Data extracted from a collection:
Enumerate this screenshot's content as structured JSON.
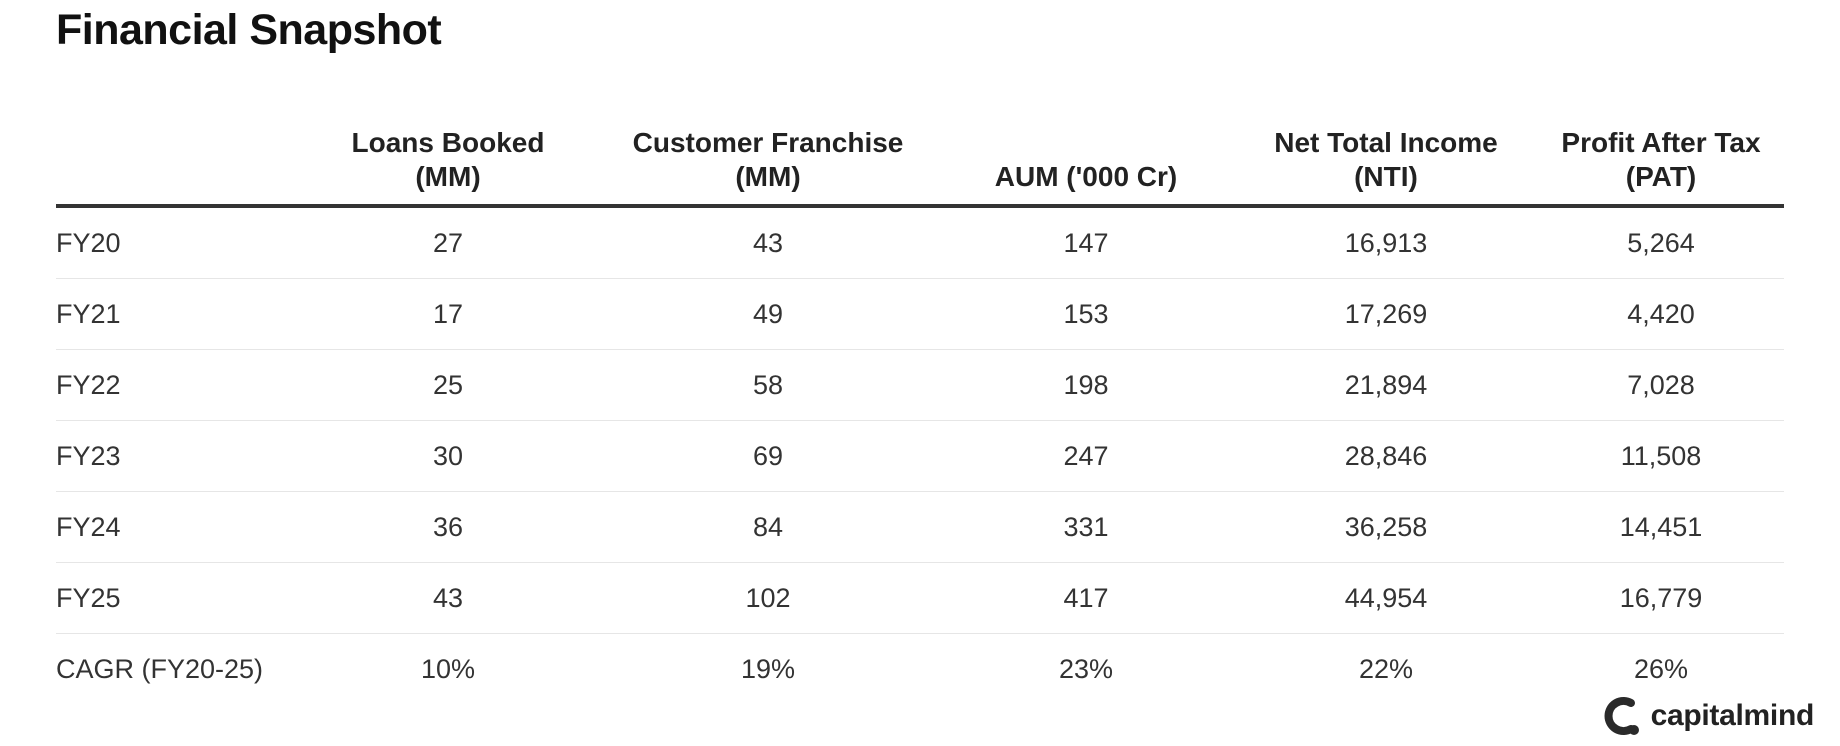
{
  "title": "Financial Snapshot",
  "chart_data": {
    "type": "table",
    "title": "Financial Snapshot",
    "columns": [
      {
        "key": "label",
        "header": [
          "",
          ""
        ]
      },
      {
        "key": "loans_booked",
        "header": [
          "Loans Booked",
          "(MM)"
        ]
      },
      {
        "key": "customer_franchise",
        "header": [
          "Customer Franchise",
          "(MM)"
        ]
      },
      {
        "key": "aum",
        "header": [
          "",
          "AUM ('000 Cr)"
        ]
      },
      {
        "key": "nti",
        "header": [
          "Net Total Income",
          "(NTI)"
        ]
      },
      {
        "key": "pat",
        "header": [
          "Profit After Tax",
          "(PAT)"
        ]
      }
    ],
    "rows": [
      [
        "FY20",
        "27",
        "43",
        "147",
        "16,913",
        "5,264"
      ],
      [
        "FY21",
        "17",
        "49",
        "153",
        "17,269",
        "4,420"
      ],
      [
        "FY22",
        "25",
        "58",
        "198",
        "21,894",
        "7,028"
      ],
      [
        "FY23",
        "30",
        "69",
        "247",
        "28,846",
        "11,508"
      ],
      [
        "FY24",
        "36",
        "84",
        "331",
        "36,258",
        "14,451"
      ],
      [
        "FY25",
        "43",
        "102",
        "417",
        "44,954",
        "16,779"
      ],
      [
        "CAGR (FY20-25)",
        "10%",
        "19%",
        "23%",
        "22%",
        "26%"
      ]
    ]
  },
  "brand": {
    "name": "capitalmind",
    "icon": "capitalmind-logo-icon"
  },
  "colors": {
    "text": "#222222",
    "header_rule": "#333333",
    "row_divider": "#e6e6e6",
    "background": "#ffffff"
  }
}
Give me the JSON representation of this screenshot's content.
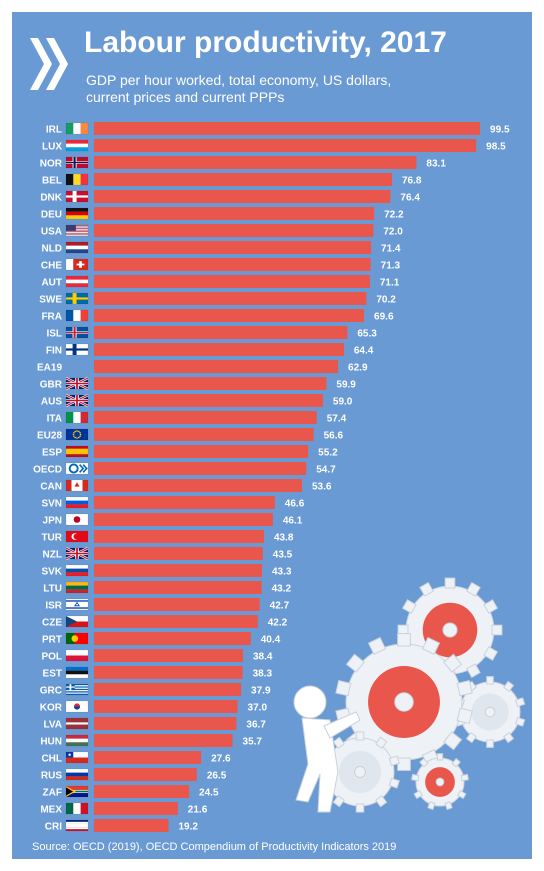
{
  "title": "Labour productivity, 2017",
  "subtitle_line1": "GDP per hour worked, total economy, US dollars,",
  "subtitle_line2": "current prices and current PPPs",
  "source": "Source: OECD (2019), OECD Compendium of Productivity Indicators 2019",
  "colors": {
    "background": "#6a9ad4",
    "bar": "#e8564c",
    "text": "#ffffff"
  },
  "chart_data": {
    "type": "bar",
    "orientation": "horizontal",
    "title": "Labour productivity, 2017",
    "categories": [
      "IRL",
      "LUX",
      "NOR",
      "BEL",
      "DNK",
      "DEU",
      "USA",
      "NLD",
      "CHE",
      "AUT",
      "SWE",
      "FRA",
      "ISL",
      "FIN",
      "EA19",
      "GBR",
      "AUS",
      "ITA",
      "EU28",
      "ESP",
      "OECD",
      "CAN",
      "SVN",
      "JPN",
      "TUR",
      "NZL",
      "SVK",
      "LTU",
      "ISR",
      "CZE",
      "PRT",
      "POL",
      "EST",
      "GRC",
      "KOR",
      "LVA",
      "HUN",
      "CHL",
      "RUS",
      "ZAF",
      "MEX",
      "CRI"
    ],
    "values": [
      99.5,
      98.5,
      83.1,
      76.8,
      76.4,
      72.2,
      72.0,
      71.4,
      71.3,
      71.1,
      70.2,
      69.6,
      65.3,
      64.4,
      62.9,
      59.9,
      59.0,
      57.4,
      56.6,
      55.2,
      54.7,
      53.6,
      46.6,
      46.1,
      43.8,
      43.5,
      43.3,
      43.2,
      42.7,
      42.2,
      40.4,
      38.4,
      38.3,
      37.9,
      37.0,
      36.7,
      35.7,
      27.6,
      26.5,
      24.5,
      21.6,
      19.2
    ],
    "value_labels": [
      "99.5",
      "98.5",
      "83.1",
      "76.8",
      "76.4",
      "72.2",
      "72.0",
      "71.4",
      "71.3",
      "71.1",
      "70.2",
      "69.6",
      "65.3",
      "64.4",
      "62.9",
      "59.9",
      "59.0",
      "57.4",
      "56.6",
      "55.2",
      "54.7",
      "53.6",
      "46.6",
      "46.1",
      "43.8",
      "43.5",
      "43.3",
      "43.2",
      "42.7",
      "42.2",
      "40.4",
      "38.4",
      "38.3",
      "37.9",
      "37.0",
      "36.7",
      "35.7",
      "27.6",
      "26.5",
      "24.5",
      "21.6",
      "19.2"
    ],
    "grid": false,
    "legend": "none"
  }
}
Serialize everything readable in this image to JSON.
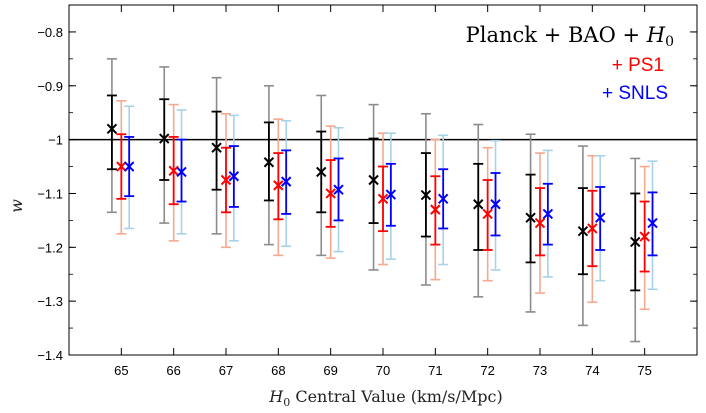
{
  "chart_data": {
    "type": "scatter",
    "title": "",
    "xlabel_math": "H",
    "xlabel_sub": "0",
    "xlabel_rest": " Central Value (km/s/Mpc)",
    "ylabel": "w",
    "categories": [
      65,
      66,
      67,
      68,
      69,
      70,
      71,
      72,
      73,
      74,
      75
    ],
    "ylim": [
      -1.4,
      -0.75
    ],
    "yticks": [
      -1.4,
      -1.3,
      -1.2,
      -1.1,
      -1.0,
      -0.9,
      -0.8
    ],
    "ytick_labels": [
      "−1.4",
      "−1.3",
      "−1.2",
      "−1.1",
      "−1",
      "−0.9",
      "−0.8"
    ],
    "reference_line": -1.0,
    "grid": false,
    "legend_placement": "top-right",
    "legend_title": "Planck + BAO + H0",
    "legend_title_parts": [
      "Planck + BAO + ",
      "H",
      "0"
    ],
    "series": [
      {
        "name": "",
        "label": "Planck + BAO + H0",
        "offset": -0.18,
        "color": "#000000",
        "outer_color": "#8c8c8c",
        "values": [
          -0.98,
          -0.998,
          -1.015,
          -1.042,
          -1.06,
          -1.075,
          -1.103,
          -1.12,
          -1.145,
          -1.17,
          -1.19
        ],
        "inner_lo": [
          -1.055,
          -1.075,
          -1.093,
          -1.113,
          -1.135,
          -1.155,
          -1.18,
          -1.205,
          -1.228,
          -1.25,
          -1.28
        ],
        "inner_hi": [
          -0.918,
          -0.925,
          -0.948,
          -0.968,
          -0.985,
          -0.998,
          -1.025,
          -1.045,
          -1.065,
          -1.09,
          -1.1
        ],
        "outer_lo": [
          -1.135,
          -1.155,
          -1.175,
          -1.195,
          -1.215,
          -1.242,
          -1.27,
          -1.292,
          -1.32,
          -1.345,
          -1.375
        ],
        "outer_hi": [
          -0.85,
          -0.865,
          -0.885,
          -0.9,
          -0.918,
          -0.935,
          -0.952,
          -0.972,
          -0.99,
          -1.012,
          -1.035
        ]
      },
      {
        "name": "PS1",
        "label": "+ PS1",
        "offset": 0.0,
        "color": "#ff0000",
        "outer_color": "#f5a98f",
        "values": [
          -1.05,
          -1.058,
          -1.075,
          -1.085,
          -1.1,
          -1.11,
          -1.13,
          -1.138,
          -1.155,
          -1.165,
          -1.18
        ],
        "inner_lo": [
          -1.11,
          -1.12,
          -1.135,
          -1.148,
          -1.162,
          -1.17,
          -1.195,
          -1.205,
          -1.215,
          -1.235,
          -1.245
        ],
        "inner_hi": [
          -0.99,
          -0.995,
          -1.015,
          -1.025,
          -1.038,
          -1.05,
          -1.068,
          -1.075,
          -1.09,
          -1.095,
          -1.115
        ],
        "outer_lo": [
          -1.175,
          -1.188,
          -1.2,
          -1.215,
          -1.22,
          -1.232,
          -1.26,
          -1.262,
          -1.285,
          -1.302,
          -1.315
        ],
        "outer_hi": [
          -0.928,
          -0.935,
          -0.952,
          -0.962,
          -0.975,
          -0.988,
          -1.0,
          -1.015,
          -1.025,
          -1.03,
          -1.05
        ]
      },
      {
        "name": "SNLS",
        "label": "+ SNLS",
        "offset": 0.15,
        "color": "#0000ff",
        "outer_color": "#a8d2e8",
        "values": [
          -1.05,
          -1.06,
          -1.068,
          -1.078,
          -1.093,
          -1.102,
          -1.11,
          -1.12,
          -1.138,
          -1.145,
          -1.155
        ],
        "inner_lo": [
          -1.105,
          -1.115,
          -1.125,
          -1.138,
          -1.15,
          -1.16,
          -1.165,
          -1.178,
          -1.195,
          -1.205,
          -1.215
        ],
        "inner_hi": [
          -0.995,
          -1.0,
          -1.012,
          -1.02,
          -1.035,
          -1.045,
          -1.055,
          -1.062,
          -1.082,
          -1.088,
          -1.098
        ],
        "outer_lo": [
          -1.165,
          -1.175,
          -1.188,
          -1.198,
          -1.208,
          -1.222,
          -1.232,
          -1.242,
          -1.255,
          -1.262,
          -1.278
        ],
        "outer_hi": [
          -0.938,
          -0.945,
          -0.955,
          -0.965,
          -0.978,
          -0.988,
          -0.992,
          -1.002,
          -1.02,
          -1.03,
          -1.04
        ]
      }
    ]
  }
}
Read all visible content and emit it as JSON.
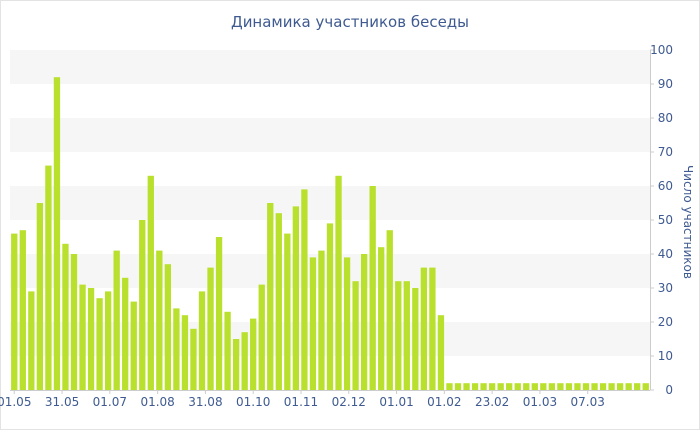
{
  "chart_data": {
    "type": "bar",
    "title": "Динамика участников беседы",
    "xlabel": "",
    "ylabel": "Число участников",
    "ylim": [
      0,
      100
    ],
    "yticks": [
      0,
      10,
      20,
      30,
      40,
      50,
      60,
      70,
      80,
      90,
      100
    ],
    "y_axis_side": "right",
    "grid": "alternating horizontal bands",
    "colors": {
      "bar": "#b8e02c",
      "band": "#f6f6f6",
      "text": "#3e5a90",
      "axis": "#cccccc"
    },
    "xtick_labels": [
      "01.05",
      "31.05",
      "01.07",
      "01.08",
      "31.08",
      "01.10",
      "01.11",
      "02.12",
      "01.01",
      "01.02",
      "23.02",
      "01.03",
      "07.03"
    ],
    "values": [
      46,
      47,
      29,
      55,
      66,
      92,
      43,
      40,
      31,
      30,
      27,
      29,
      41,
      33,
      26,
      50,
      63,
      41,
      37,
      24,
      22,
      18,
      29,
      36,
      45,
      23,
      15,
      17,
      21,
      31,
      55,
      52,
      46,
      54,
      59,
      39,
      41,
      49,
      63,
      39,
      32,
      40,
      60,
      42,
      47,
      32,
      32,
      30,
      36,
      36,
      22,
      2,
      2,
      2,
      2,
      2,
      2,
      2,
      2,
      2,
      2,
      2,
      2,
      2,
      2,
      2,
      2,
      2,
      2,
      2,
      2,
      2,
      2,
      2,
      2
    ]
  }
}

Written request> Read the data above. Pull out each line in which the string "this" appears.

The response>
Enumerate this screenshot's content as structured JSON.
Give me the JSON representation of this screenshot's content.
Serialize everything readable in this image to JSON.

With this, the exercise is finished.